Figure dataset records
※

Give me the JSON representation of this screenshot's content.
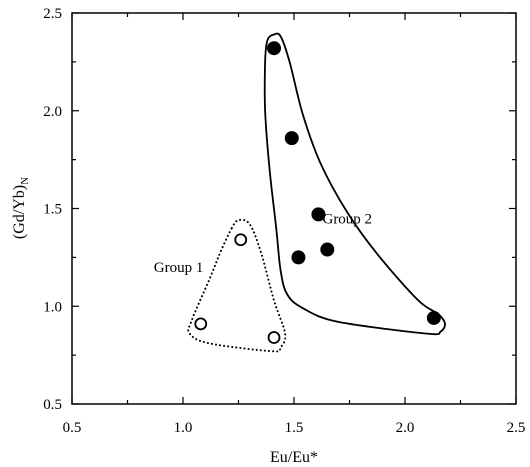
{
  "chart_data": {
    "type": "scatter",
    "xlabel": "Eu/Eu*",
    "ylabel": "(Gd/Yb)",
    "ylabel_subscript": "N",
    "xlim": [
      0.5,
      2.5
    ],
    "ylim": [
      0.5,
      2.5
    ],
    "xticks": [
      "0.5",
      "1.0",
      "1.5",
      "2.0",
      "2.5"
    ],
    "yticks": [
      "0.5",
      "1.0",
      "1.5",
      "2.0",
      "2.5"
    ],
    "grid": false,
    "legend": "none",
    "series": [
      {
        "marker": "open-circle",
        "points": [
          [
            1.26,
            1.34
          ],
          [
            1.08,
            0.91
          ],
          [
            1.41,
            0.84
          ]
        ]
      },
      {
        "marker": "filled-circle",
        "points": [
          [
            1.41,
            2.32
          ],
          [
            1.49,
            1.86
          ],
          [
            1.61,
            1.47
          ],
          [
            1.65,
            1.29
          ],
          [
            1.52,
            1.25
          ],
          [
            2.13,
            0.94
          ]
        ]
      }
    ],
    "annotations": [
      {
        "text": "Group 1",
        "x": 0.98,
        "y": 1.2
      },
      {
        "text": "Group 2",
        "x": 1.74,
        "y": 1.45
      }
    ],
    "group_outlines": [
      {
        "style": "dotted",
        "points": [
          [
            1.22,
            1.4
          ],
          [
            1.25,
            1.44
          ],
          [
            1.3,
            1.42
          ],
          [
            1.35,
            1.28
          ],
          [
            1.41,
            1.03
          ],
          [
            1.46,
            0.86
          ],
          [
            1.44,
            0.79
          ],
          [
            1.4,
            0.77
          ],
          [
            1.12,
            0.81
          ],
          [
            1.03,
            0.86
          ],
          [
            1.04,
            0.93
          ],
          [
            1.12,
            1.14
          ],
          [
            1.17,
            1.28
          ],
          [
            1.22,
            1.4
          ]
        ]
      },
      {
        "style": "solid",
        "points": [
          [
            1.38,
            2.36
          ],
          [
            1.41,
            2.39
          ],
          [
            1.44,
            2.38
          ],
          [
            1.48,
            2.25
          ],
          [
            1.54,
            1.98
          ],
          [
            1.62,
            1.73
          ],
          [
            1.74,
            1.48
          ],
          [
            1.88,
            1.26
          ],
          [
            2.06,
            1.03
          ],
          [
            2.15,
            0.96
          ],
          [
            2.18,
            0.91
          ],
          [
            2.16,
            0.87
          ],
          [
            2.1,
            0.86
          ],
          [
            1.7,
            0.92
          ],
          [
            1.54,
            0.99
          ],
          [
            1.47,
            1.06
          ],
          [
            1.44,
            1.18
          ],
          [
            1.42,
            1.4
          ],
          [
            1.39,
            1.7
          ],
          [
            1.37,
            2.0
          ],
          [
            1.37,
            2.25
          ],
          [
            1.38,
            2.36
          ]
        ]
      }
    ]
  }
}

※

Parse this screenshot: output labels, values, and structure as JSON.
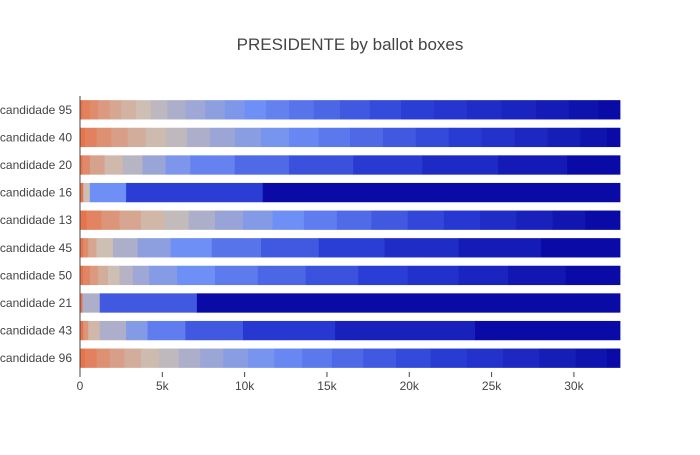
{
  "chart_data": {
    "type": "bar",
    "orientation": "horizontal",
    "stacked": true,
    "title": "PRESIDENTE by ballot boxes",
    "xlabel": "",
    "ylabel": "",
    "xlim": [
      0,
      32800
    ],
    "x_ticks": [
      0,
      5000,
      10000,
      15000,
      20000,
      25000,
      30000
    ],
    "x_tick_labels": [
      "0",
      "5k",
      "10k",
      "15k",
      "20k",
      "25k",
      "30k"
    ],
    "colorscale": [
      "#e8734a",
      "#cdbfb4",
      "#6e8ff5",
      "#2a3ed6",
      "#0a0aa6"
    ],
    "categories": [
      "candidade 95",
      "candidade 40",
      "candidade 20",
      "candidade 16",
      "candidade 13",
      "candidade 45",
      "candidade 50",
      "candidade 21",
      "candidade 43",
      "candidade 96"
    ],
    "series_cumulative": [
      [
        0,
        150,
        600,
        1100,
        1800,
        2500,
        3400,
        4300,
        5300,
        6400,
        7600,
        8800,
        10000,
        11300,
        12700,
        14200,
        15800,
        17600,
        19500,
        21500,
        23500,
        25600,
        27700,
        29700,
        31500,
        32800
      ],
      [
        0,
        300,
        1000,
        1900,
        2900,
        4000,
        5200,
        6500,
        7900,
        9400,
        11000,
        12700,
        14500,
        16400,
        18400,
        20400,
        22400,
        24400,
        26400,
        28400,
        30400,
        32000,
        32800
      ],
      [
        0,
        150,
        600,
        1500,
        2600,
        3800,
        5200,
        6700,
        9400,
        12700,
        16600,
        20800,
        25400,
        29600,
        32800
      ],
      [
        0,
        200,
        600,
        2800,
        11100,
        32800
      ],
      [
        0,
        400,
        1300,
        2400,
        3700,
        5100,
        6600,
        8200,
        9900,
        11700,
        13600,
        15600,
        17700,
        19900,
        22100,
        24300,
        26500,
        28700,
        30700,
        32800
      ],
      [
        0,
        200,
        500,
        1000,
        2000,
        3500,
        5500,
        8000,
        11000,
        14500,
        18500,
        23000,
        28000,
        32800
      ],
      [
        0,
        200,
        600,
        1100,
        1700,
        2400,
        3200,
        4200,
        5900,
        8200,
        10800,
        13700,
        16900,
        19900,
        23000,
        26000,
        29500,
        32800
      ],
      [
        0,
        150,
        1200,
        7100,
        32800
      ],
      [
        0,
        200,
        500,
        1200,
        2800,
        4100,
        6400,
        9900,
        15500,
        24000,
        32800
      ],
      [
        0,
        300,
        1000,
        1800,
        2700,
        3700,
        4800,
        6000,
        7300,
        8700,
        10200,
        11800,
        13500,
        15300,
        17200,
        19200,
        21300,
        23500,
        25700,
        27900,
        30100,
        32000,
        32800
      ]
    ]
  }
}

※

Exercise:
Answer only with how many lines in the records include "JSON".

Written response:
2